**TASK TO CARRY OUT:** The records should be repeated word for word, pictures excluded.

[Dataset items]
───

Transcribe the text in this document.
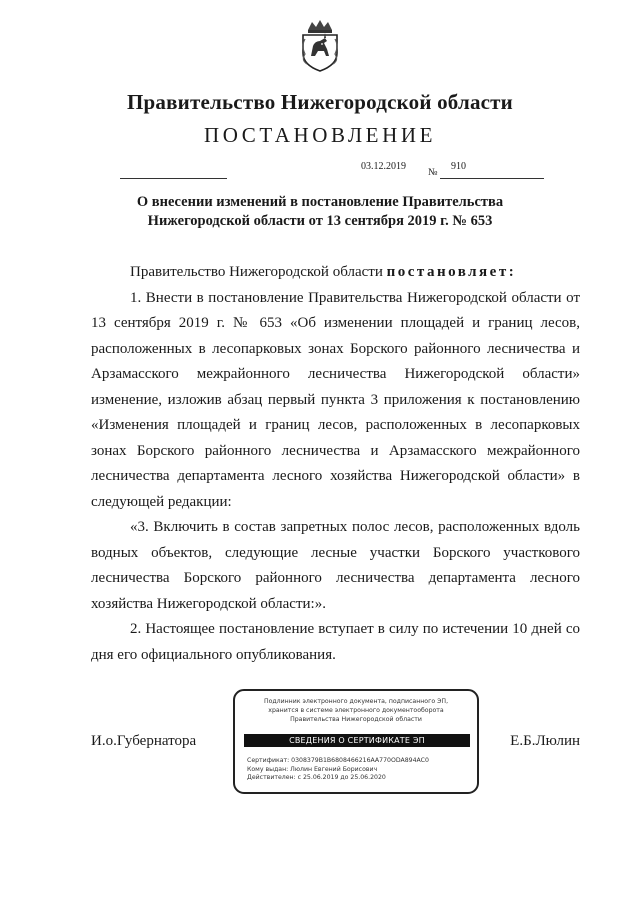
Правительство Нижегородской области
ПОСТАНОВЛЕНИЕ
03.12.2019
№
910
О внесении изменений в постановление Правительства
Нижегородской области от 13 сентября 2019 г. № 653

Правительство Нижегородской области постановляет:

1. Внести в постановление Правительства Нижегородской области от 13 сентября 2019 г. № 653 «Об изменении площадей и границ лесов, расположенных в лесопарковых зонах Борского районного лесничества и Арзамасского межрайонного лесничества Нижегородской области» изменение, изложив абзац первый пункта 3 приложения к постановлению «Изменения площадей и границ лесов, расположенных в лесопарковых зонах Борского районного лесничества и Арзамасского межрайонного лесничества департамента лесного хозяйства Нижегородской области» в следующей редакции:

«3. Включить в состав запретных полос лесов, расположенных вдоль водных объектов, следующие лесные участки Борского участкового лесничества Борского районного лесничества департамента лесного хозяйства Нижегородской области:».

2. Настоящее постановление вступает в силу по истечении 10 дней со дня его официального опубликования.

И.о.Губернатора	Е.Б.Люлин
Подлинник электронного документа, подписанного ЭП,
хранится в системе электронного документооборота
Правительства Нижегородской области
СВЕДЕНИЯ О СЕРТИФИКАТЕ ЭП
Сертификат: 0308379B1B6808466216AA770ODA894AC0
Кому выдан: Люлин Евгений Борисович
Действителен: с 25.06.2019 до 25.06.2020
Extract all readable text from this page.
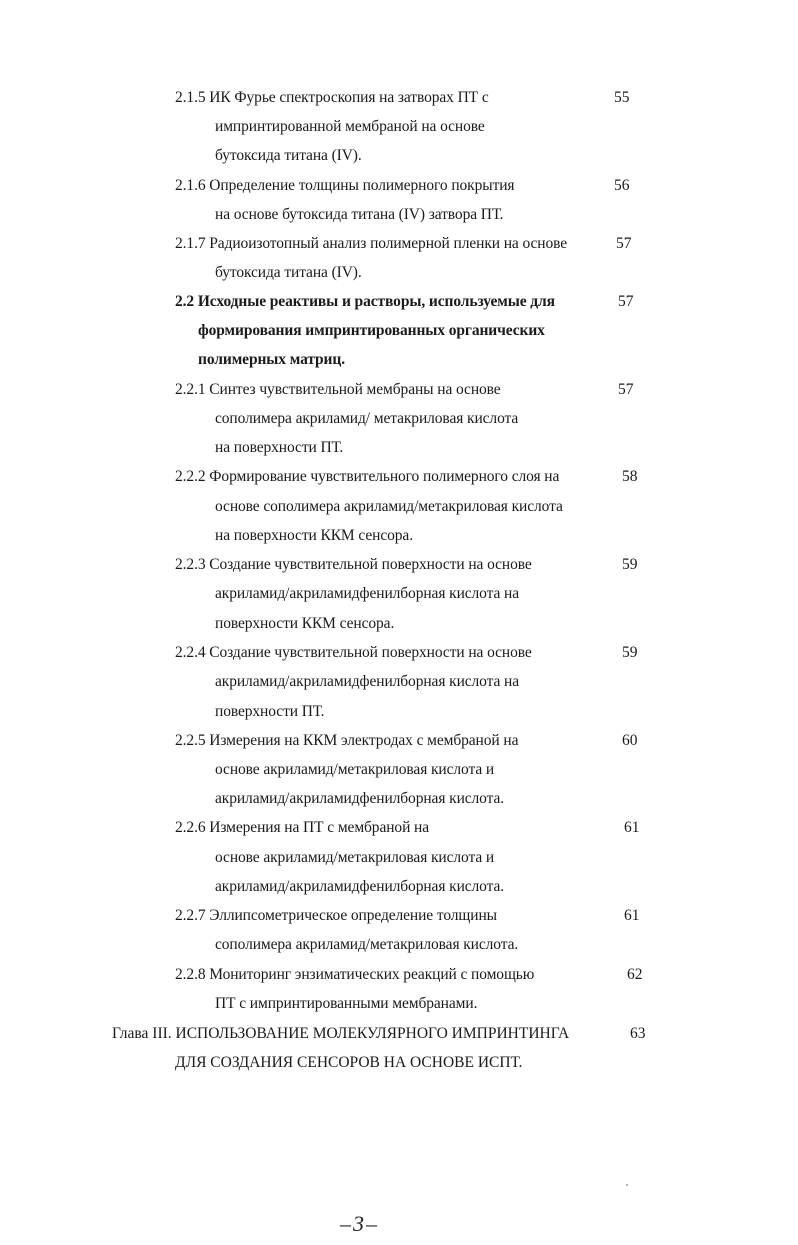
2.1.5 ИК Фурье спектроскопия на затворах ПТ с
импринтированной мембраной на основе
бутоксида титана (IV).
55
2.1.6 Определение толщины полимерного покрытия
на основе бутоксида титана (IV) затвора ПТ.
56
2.1.7 Радиоизотопный анализ полимерной пленки на основе
бутоксида титана (IV).
57
2.2 Исходные реактивы и растворы, используемые для
формирования импринтированных органических
полимерных матриц.
57
2.2.1 Синтез чувствительной мембраны на основе
сополимера акриламид/ метакриловая кислота
на поверхности ПТ.
57
2.2.2 Формирование чувствительного полимерного слоя на
основе сополимера акриламид/метакриловая кислота
на поверхности ККМ сенсора.
58
2.2.3 Создание чувствительной поверхности на основе
акриламид/акриламидфенилборная кислота на
поверхности ККМ сенсора.
59
2.2.4 Создание чувствительной поверхности на основе
акриламид/акриламидфенилборная кислота на
поверхности ПТ.
59
2.2.5 Измерения на ККМ электродах с мембраной на
основе акриламид/метакриловая кислота и
акриламид/акриламидфенилборная кислота.
60
2.2.6 Измерения на ПТ с мембраной на
основе акриламид/метакриловая кислота и
акриламид/акриламидфенилборная кислота.
61
2.2.7 Эллипсометрическое определение толщины
сополимера акриламид/метакриловая кислота.
61
2.2.8 Мониторинг энзиматических реакций с помощью
ПТ с импринтированными мембранами.
62
Глава III. ИСПОЛЬЗОВАНИЕ МОЛЕКУЛЯРНОГО ИМПРИНТИНГА
ДЛЯ СОЗДАНИЯ СЕНСОРОВ НА ОСНОВЕ ИСПТ.
63
–3–
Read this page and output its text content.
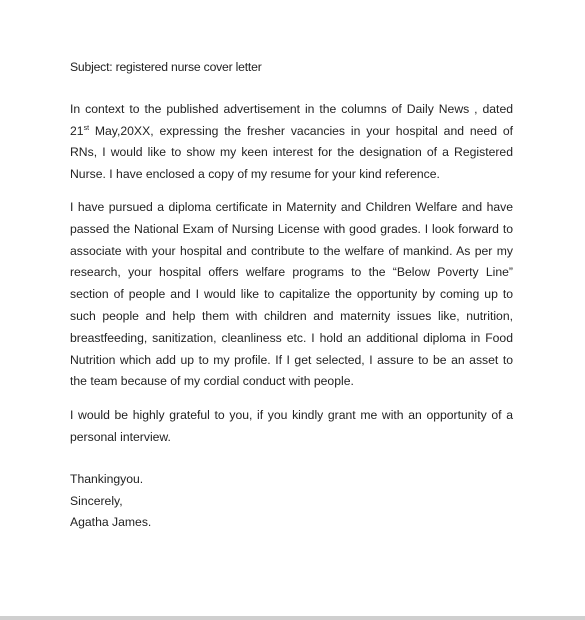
Subject: registered nurse cover letter

In context to the published advertisement in the columns of Daily News , dated 21st May,20XX, expressing the fresher vacancies in your hospital and need of RNs, I would like to show my keen interest for the designation of a Registered Nurse. I have enclosed a copy of my resume for your kind reference.

I have pursued a diploma certificate in Maternity and Children Welfare and have passed the National Exam of Nursing License with good grades. I look forward to associate with your hospital and contribute to the welfare of mankind. As per my research, your hospital offers welfare programs to the “Below Poverty Line” section of people and I would like to capitalize the opportunity by coming up to such people and help them with children and maternity issues like, nutrition, breastfeeding, sanitization, cleanliness etc. I hold an additional diploma in Food Nutrition which add up to my profile. If I get selected, I assure to be an asset to the team because of my cordial conduct with people.

I would be highly grateful to you, if you kindly grant me with an opportunity of a personal interview.

Thankingyou.

Sincerely,

Agatha James.
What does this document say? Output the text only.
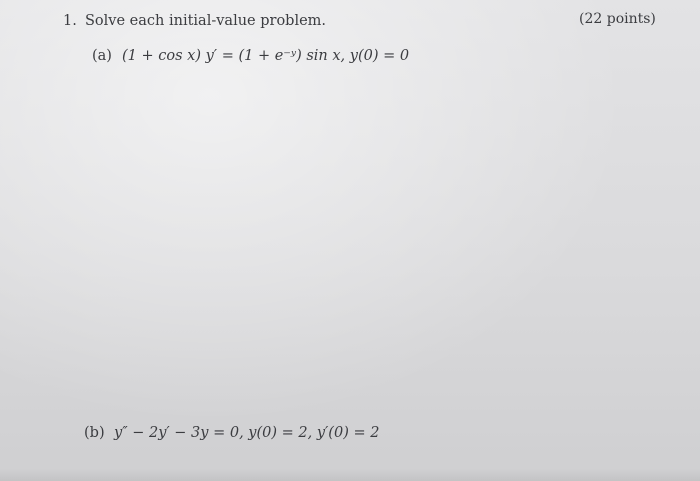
1. Solve each initial-value problem.	(22 points)
(a) (1 + cos x) y′ = (1 + e⁻ʸ) sin x, y(0) = 0
(b) y″ − 2y′ − 3y = 0, y(0) = 2, y′(0) = 2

───

**ANSWER IN FULL:**
Transcribe the text in this document.
Правительство Нижегородской области
ПОСТАНОВЛЕНИЕ
03.12.2019
№
910
О внесении изменений в постановление Правительства
Нижегородской области от 13 сентября 2019 г. № 653

Правительство Нижегородской области постановляет:

1. Внести в постановление Правительства Нижегородской области от 13 сентября 2019 г. № 653 «Об изменении площадей и границ лесов, расположенных в лесопарковых зонах Борского районного лесничества и Арзамасского межрайонного лесничества Нижегородской области» изменение, изложив абзац первый пункта 3 приложения к постановлению «Изменения площадей и границ лесов, расположенных в лесопарковых зонах Борского районного лесничества и Арзамасского межрайонного лесничества департамента лесного хозяйства Нижегородской области» в следующей редакции:

«3. Включить в состав запретных полос лесов, расположенных вдоль водных объектов, следующие лесные участки Борского участкового лесничества Борского районного лесничества департамента лесного хозяйства Нижегородской области:».

2. Настоящее постановление вступает в силу по истечении 10 дней со дня его официального опубликования.

И.о.Губернатора	Е.Б.Люлин
Подлинник электронного документа, подписанного ЭП,
хранится в системе электронного документооборота
Правительства Нижегородской области
СВЕДЕНИЯ О СЕРТИФИКАТЕ ЭП
Сертификат: 0308379B1B6808466216AA770ODA894AC0
Кому выдан: Люлин Евгений Борисович
Действителен: с 25.06.2019 до 25.06.2020
Extract all readable text from this page.
2.1.5 ИК Фурье спектроскопия на затворах ПТ с
импринтированной мембраной на основе
бутоксида титана (IV).
55
2.1.6 Определение толщины полимерного покрытия
на основе бутоксида титана (IV) затвора ПТ.
56
2.1.7 Радиоизотопный анализ полимерной пленки на основе
бутоксида титана (IV).
57
2.2 Исходные реактивы и растворы, используемые для
формирования импринтированных органических
полимерных матриц.
57
2.2.1 Синтез чувствительной мембраны на основе
сополимера акриламид/ метакриловая кислота
на поверхности ПТ.
57
2.2.2 Формирование чувствительного полимерного слоя на
основе сополимера акриламид/метакриловая кислота
на поверхности ККМ сенсора.
58
2.2.3 Создание чувствительной поверхности на основе
акриламид/акриламидфенилборная кислота на
поверхности ККМ сенсора.
59
2.2.4 Создание чувствительной поверхности на основе
акриламид/акриламидфенилборная кислота на
поверхности ПТ.
59
2.2.5 Измерения на ККМ электродах с мембраной на
основе акриламид/метакриловая кислота и
акриламид/акриламидфенилборная кислота.
60
2.2.6 Измерения на ПТ с мембраной на
основе акриламид/метакриловая кислота и
акриламид/акриламидфенилборная кислота.
61
2.2.7 Эллипсометрическое определение толщины
сополимера акриламид/метакриловая кислота.
61
2.2.8 Мониторинг энзиматических реакций с помощью
ПТ с импринтированными мембранами.
62
Глава III. ИСПОЛЬЗОВАНИЕ МОЛЕКУЛЯРНОГО ИМПРИНТИНГА
ДЛЯ СОЗДАНИЯ СЕНСОРОВ НА ОСНОВЕ ИСПТ.
63
–3–
Read this page and output its text content.
Subject: registered nurse cover letter

In context to the published advertisement in the columns of Daily News , dated 21st May,20XX, expressing the fresher vacancies in your hospital and need of RNs, I would like to show my keen interest for the designation of a Registered Nurse. I have enclosed a copy of my resume for your kind reference.

I have pursued a diploma certificate in Maternity and Children Welfare and have passed the National Exam of Nursing License with good grades. I look forward to associate with your hospital and contribute to the welfare of mankind. As per my research, your hospital offers welfare programs to the “Below Poverty Line” section of people and I would like to capitalize the opportunity by coming up to such people and help them with children and maternity issues like, nutrition, breastfeeding, sanitization, cleanliness etc. I hold an additional diploma in Food Nutrition which add up to my profile. If I get selected, I assure to be an asset to the team because of my cordial conduct with people.

I would be highly grateful to you, if you kindly grant me with an opportunity of a personal interview.

Thankingyou.

Sincerely,

Agatha James.
What does this document say? Output the text only.
1. Solve each initial-value problem.	(22 points)
(a) (1 + cos x) y′ = (1 + e⁻ʸ) sin x, y(0) = 0
(b) y″ − 2y′ − 3y = 0, y(0) = 2, y′(0) = 2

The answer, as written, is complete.